§ Challenge
Copy each line in which the string "java" occurs.

§ Data entries
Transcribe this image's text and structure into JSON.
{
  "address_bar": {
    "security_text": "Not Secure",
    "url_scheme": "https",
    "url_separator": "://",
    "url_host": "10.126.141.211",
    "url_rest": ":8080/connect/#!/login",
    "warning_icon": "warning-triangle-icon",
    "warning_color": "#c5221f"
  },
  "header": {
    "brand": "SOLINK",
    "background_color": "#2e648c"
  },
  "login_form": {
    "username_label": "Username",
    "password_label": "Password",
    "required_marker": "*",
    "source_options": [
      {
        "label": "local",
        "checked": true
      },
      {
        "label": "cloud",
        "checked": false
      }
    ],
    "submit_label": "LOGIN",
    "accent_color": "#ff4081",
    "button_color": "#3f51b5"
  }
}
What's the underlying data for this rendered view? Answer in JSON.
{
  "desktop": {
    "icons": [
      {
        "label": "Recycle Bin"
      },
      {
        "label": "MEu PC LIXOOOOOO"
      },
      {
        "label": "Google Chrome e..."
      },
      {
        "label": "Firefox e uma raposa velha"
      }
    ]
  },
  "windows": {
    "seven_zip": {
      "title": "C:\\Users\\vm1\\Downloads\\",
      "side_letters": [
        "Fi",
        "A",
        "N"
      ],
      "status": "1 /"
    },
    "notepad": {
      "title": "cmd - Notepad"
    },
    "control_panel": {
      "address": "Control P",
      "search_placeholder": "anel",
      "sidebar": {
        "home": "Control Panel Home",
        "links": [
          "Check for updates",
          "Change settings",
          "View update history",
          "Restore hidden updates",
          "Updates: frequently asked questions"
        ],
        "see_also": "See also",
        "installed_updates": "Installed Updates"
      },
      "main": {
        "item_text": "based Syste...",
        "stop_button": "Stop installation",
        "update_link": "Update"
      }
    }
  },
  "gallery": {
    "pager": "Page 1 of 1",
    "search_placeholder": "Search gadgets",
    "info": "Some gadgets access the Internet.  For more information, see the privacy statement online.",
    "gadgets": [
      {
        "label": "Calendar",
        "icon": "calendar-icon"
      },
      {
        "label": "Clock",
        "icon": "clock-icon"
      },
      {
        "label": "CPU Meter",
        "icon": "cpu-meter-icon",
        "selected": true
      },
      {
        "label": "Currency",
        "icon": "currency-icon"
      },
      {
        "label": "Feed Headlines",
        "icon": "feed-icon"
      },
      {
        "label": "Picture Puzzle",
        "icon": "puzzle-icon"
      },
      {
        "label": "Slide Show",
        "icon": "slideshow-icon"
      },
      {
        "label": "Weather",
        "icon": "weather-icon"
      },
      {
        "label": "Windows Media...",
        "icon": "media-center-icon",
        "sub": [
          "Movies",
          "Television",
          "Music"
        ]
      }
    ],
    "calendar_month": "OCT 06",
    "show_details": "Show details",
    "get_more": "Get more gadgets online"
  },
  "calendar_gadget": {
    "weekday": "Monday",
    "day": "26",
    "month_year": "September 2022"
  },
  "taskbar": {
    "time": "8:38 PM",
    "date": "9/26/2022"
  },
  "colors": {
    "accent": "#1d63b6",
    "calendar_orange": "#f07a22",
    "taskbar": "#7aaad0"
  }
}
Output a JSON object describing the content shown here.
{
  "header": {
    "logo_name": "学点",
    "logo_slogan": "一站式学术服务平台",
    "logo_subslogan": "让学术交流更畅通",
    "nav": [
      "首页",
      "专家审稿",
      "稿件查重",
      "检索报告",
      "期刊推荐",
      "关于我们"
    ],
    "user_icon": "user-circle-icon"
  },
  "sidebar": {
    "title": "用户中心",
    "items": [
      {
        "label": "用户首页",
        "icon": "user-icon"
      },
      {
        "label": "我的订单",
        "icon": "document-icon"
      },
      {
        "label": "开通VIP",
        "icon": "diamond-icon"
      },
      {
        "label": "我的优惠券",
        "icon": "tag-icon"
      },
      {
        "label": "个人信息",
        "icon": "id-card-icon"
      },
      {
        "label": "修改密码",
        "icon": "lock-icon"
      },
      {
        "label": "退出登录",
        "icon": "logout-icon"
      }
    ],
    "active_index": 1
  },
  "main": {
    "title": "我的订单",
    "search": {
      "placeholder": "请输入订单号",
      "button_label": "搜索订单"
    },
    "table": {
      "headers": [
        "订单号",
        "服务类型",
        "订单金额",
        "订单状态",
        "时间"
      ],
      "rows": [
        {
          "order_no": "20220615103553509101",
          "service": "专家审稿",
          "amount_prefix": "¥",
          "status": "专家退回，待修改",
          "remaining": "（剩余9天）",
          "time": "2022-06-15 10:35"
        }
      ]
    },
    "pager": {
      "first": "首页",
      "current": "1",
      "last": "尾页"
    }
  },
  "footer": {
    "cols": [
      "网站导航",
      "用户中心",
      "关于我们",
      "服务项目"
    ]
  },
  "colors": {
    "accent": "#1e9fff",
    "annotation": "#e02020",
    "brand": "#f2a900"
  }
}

--

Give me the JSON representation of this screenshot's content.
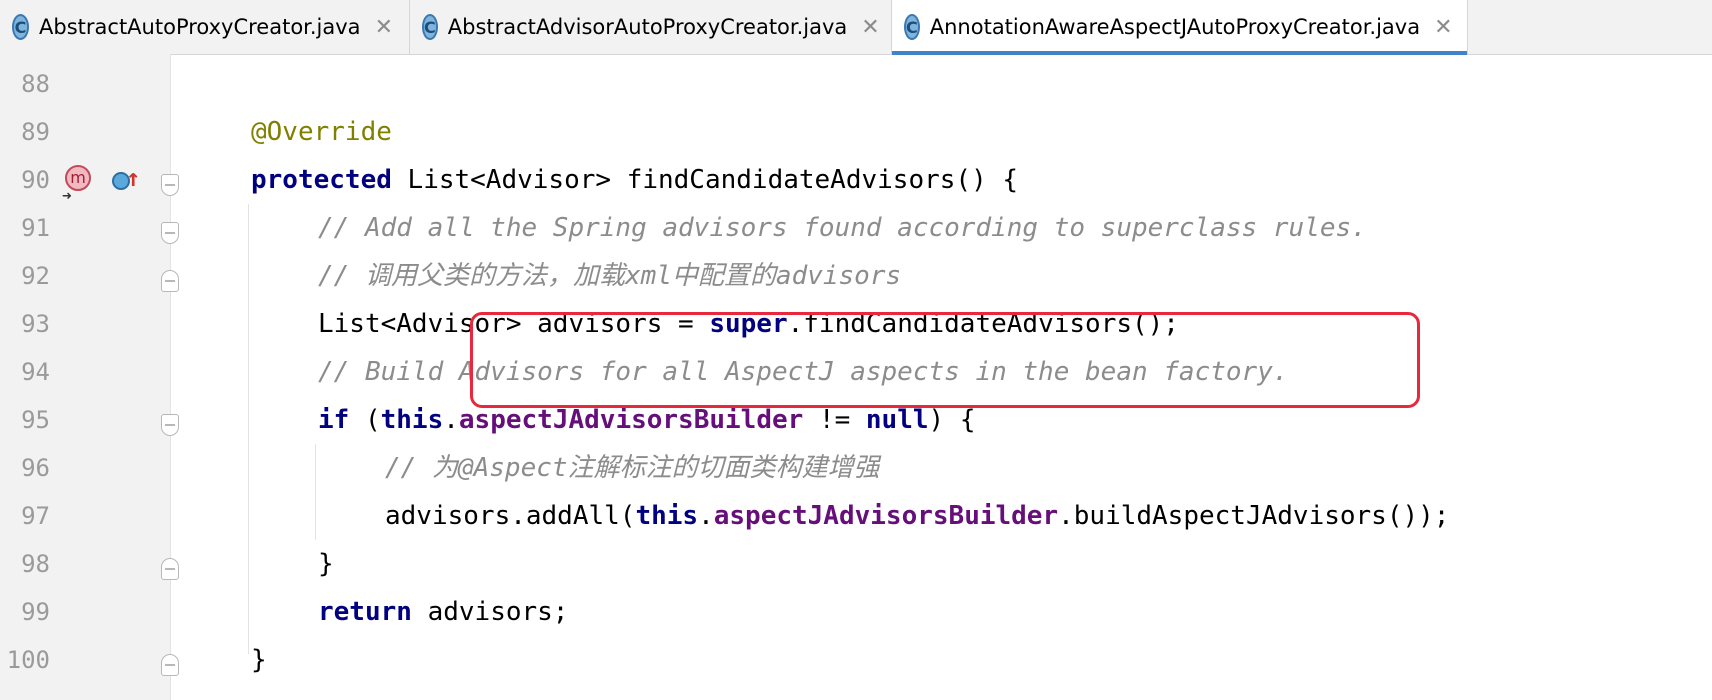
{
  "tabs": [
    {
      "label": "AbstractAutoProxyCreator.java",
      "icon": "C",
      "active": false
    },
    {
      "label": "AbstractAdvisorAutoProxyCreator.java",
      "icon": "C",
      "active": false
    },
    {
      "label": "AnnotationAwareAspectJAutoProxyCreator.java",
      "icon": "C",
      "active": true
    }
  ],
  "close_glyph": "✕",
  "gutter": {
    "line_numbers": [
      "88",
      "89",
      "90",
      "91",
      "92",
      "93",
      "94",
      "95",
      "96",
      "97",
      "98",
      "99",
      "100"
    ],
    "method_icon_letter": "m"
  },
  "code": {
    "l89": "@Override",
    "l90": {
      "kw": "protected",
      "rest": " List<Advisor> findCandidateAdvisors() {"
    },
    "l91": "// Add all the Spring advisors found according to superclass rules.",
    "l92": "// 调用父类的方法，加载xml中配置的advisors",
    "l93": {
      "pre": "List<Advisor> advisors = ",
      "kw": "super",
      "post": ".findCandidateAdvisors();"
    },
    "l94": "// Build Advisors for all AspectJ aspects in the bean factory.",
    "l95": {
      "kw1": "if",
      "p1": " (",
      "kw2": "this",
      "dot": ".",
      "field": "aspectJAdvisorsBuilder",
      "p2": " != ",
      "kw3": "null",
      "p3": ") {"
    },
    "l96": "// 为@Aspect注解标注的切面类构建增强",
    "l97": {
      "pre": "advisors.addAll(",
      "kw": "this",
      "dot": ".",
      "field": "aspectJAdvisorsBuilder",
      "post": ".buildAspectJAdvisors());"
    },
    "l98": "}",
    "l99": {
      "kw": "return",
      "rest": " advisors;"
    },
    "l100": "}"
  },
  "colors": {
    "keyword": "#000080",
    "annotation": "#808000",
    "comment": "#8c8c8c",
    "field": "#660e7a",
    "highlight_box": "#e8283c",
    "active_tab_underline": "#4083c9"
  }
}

§ The answer
      "label": "AbstractAutoProxyCreator.java",
      "label": "AbstractAdvisorAutoProxyCreator.java",
      "label": "AnnotationAwareAspectJAutoProxyCreator.java",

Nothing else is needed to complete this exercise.